Your task:
Return each line of the data below unchanged, keeping every character and the original order.

— Begin Supplied records —

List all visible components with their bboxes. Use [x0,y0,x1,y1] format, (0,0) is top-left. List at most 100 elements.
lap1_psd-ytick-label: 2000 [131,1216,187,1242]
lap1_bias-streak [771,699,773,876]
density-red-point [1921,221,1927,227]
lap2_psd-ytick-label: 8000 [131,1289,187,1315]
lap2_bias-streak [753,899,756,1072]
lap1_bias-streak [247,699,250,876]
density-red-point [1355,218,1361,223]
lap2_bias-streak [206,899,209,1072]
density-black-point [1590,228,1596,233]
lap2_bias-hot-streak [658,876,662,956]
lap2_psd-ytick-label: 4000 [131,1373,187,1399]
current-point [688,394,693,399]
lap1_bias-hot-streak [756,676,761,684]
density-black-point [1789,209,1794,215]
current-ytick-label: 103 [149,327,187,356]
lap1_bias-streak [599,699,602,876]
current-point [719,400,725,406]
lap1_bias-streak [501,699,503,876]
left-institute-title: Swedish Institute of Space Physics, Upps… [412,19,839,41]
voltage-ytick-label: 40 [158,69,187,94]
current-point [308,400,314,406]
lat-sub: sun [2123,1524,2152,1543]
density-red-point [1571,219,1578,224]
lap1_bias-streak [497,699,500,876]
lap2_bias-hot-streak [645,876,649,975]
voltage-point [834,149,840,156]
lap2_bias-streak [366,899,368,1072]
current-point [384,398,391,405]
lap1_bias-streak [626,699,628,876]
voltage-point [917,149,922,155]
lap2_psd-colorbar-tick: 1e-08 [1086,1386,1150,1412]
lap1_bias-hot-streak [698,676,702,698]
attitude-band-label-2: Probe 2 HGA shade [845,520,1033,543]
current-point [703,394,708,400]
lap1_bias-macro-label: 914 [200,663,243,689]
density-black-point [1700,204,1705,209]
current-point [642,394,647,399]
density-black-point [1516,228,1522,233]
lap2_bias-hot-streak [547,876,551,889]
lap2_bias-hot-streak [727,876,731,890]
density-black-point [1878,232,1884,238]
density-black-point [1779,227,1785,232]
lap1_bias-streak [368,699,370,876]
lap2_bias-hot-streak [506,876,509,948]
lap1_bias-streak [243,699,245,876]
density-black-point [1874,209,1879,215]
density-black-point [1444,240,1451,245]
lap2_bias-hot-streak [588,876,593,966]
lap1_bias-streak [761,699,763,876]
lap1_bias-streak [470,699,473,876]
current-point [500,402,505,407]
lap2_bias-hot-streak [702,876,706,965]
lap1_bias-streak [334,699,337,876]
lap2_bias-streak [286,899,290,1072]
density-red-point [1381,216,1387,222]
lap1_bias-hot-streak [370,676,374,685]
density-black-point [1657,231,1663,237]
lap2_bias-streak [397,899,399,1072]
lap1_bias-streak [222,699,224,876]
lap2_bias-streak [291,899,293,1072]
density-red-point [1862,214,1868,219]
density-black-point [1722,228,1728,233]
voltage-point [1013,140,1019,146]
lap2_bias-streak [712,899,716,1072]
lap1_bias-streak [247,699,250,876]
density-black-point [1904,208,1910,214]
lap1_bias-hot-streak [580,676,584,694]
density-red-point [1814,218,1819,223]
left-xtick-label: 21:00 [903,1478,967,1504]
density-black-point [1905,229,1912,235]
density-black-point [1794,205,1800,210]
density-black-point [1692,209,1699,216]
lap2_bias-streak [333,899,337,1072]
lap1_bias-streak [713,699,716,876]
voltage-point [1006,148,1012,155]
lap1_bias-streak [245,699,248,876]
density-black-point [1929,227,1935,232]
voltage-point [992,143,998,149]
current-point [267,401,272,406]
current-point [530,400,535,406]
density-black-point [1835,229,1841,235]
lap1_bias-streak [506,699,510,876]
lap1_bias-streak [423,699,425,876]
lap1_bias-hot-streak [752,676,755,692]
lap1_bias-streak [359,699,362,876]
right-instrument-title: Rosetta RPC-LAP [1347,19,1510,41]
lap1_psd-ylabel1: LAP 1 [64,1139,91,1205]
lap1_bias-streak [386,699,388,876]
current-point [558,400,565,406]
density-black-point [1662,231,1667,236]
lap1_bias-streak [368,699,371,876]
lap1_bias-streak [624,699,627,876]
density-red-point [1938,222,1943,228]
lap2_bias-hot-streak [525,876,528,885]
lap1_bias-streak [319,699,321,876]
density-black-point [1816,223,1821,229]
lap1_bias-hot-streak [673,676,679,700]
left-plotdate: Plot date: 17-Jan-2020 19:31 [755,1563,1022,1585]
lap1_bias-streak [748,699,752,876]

— End Supplied records —

Correct output:
List all visible components with their bboxes. Use [x0,y0,x1,y1] format, (0,0) is top-left. List at most 100 elements.
lap1_psd-ytick-label: 2000 [131,1216,187,1242]
lap1_bias-streak [771,699,773,876]
density-red-point [1921,221,1927,227]
lap2_psd-ytick-label: 8000 [131,1289,187,1315]
lap2_bias-streak [753,899,756,1072]
lap1_bias-streak [247,699,250,876]
density-red-point [1355,218,1361,223]
lap2_bias-streak [206,899,209,1072]
density-black-point [1590,228,1596,233]
lap2_bias-hot-streak [658,876,662,956]
lap2_psd-ytick-label: 4000 [131,1373,187,1399]
current-point [688,394,693,399]
lap1_bias-hot-streak [756,676,761,684]
density-black-point [1789,209,1794,215]
current-ytick-label: 103 [149,327,187,356]
lap1_bias-streak [599,699,602,876]
current-point [719,400,725,406]
lap1_bias-streak [501,699,503,876]
left-institute-title: Swedish Institute of Space Physics, Upps… [412,19,839,41]
voltage-ytick-label: 40 [158,69,187,94]
current-point [308,400,314,406]
lat-sub: sun [2123,1524,2152,1543]
density-red-point [1571,219,1578,224]
lap1_bias-streak [497,699,500,876]
lap2_bias-hot-streak [645,876,649,975]
voltage-point [834,149,840,156]
lap2_bias-streak [366,899,368,1072]
current-point [384,398,391,405]
lap1_bias-streak [626,699,628,876]
voltage-point [917,149,922,155]
lap2_psd-colorbar-tick: 1e-08 [1086,1386,1150,1412]
lap1_bias-hot-streak [698,676,702,698]
attitude-band-label-2: Probe 2 HGA shade [845,520,1033,543]
current-point [703,394,708,400]
lap1_bias-macro-label: 914 [200,663,243,689]
density-black-point [1700,204,1705,209]
current-point [642,394,647,399]
density-black-point [1516,228,1522,233]
lap2_bias-hot-streak [547,876,551,889]
lap2_bias-hot-streak [727,876,731,890]
density-black-point [1878,232,1884,238]
density-black-point [1779,227,1785,232]
lap1_bias-streak [368,699,370,876]
lap2_bias-hot-streak [506,876,509,948]
lap1_bias-streak [243,699,245,876]
density-black-point [1874,209,1879,215]
density-black-point [1444,240,1451,245]
lap2_bias-hot-streak [588,876,593,966]
lap1_bias-streak [761,699,763,876]
lap1_bias-streak [470,699,473,876]
current-point [500,402,505,407]
lap2_bias-hot-streak [702,876,706,965]
lap1_bias-streak [334,699,337,876]
lap2_bias-streak [286,899,290,1072]
density-red-point [1381,216,1387,222]
lap1_bias-hot-streak [370,676,374,685]
density-black-point [1657,231,1663,237]
lap2_bias-streak [397,899,399,1072]
lap1_bias-streak [222,699,224,876]
lap2_bias-streak [291,899,293,1072]
density-red-point [1862,214,1868,219]
density-black-point [1722,228,1728,233]
voltage-point [1013,140,1019,146]
lap2_bias-streak [712,899,716,1072]
lap1_bias-streak [247,699,250,876]
density-black-point [1904,208,1910,214]
lap1_bias-hot-streak [580,676,584,694]
density-red-point [1814,218,1819,223]
left-xtick-label: 21:00 [903,1478,967,1504]
density-black-point [1905,229,1912,235]
density-black-point [1794,205,1800,210]
density-black-point [1692,209,1699,216]
lap2_bias-streak [333,899,337,1072]
lap1_bias-streak [713,699,716,876]
voltage-point [1006,148,1012,155]
lap1_bias-streak [245,699,248,876]
density-black-point [1929,227,1935,232]
voltage-point [992,143,998,149]
current-point [267,401,272,406]
current-point [530,400,535,406]
density-black-point [1835,229,1841,235]
lap1_bias-streak [506,699,510,876]
lap1_bias-streak [423,699,425,876]
lap1_bias-hot-streak [752,676,755,692]
lap1_bias-streak [359,699,362,876]
right-instrument-title: Rosetta RPC-LAP [1347,19,1510,41]
lap1_psd-ylabel1: LAP 1 [64,1139,91,1205]
lap1_bias-streak [386,699,388,876]
current-point [558,400,565,406]
density-black-point [1662,231,1667,236]
lap1_bias-streak [368,699,371,876]
lap1_bias-streak [624,699,627,876]
density-red-point [1938,222,1943,228]
lap2_bias-hot-streak [525,876,528,885]
lap1_bias-streak [319,699,321,876]
density-black-point [1816,223,1821,229]
lap1_bias-hot-streak [673,676,679,700]
left-plotdate: Plot date: 17-Jan-2020 19:31 [755,1563,1022,1585]
lap1_bias-streak [748,699,752,876]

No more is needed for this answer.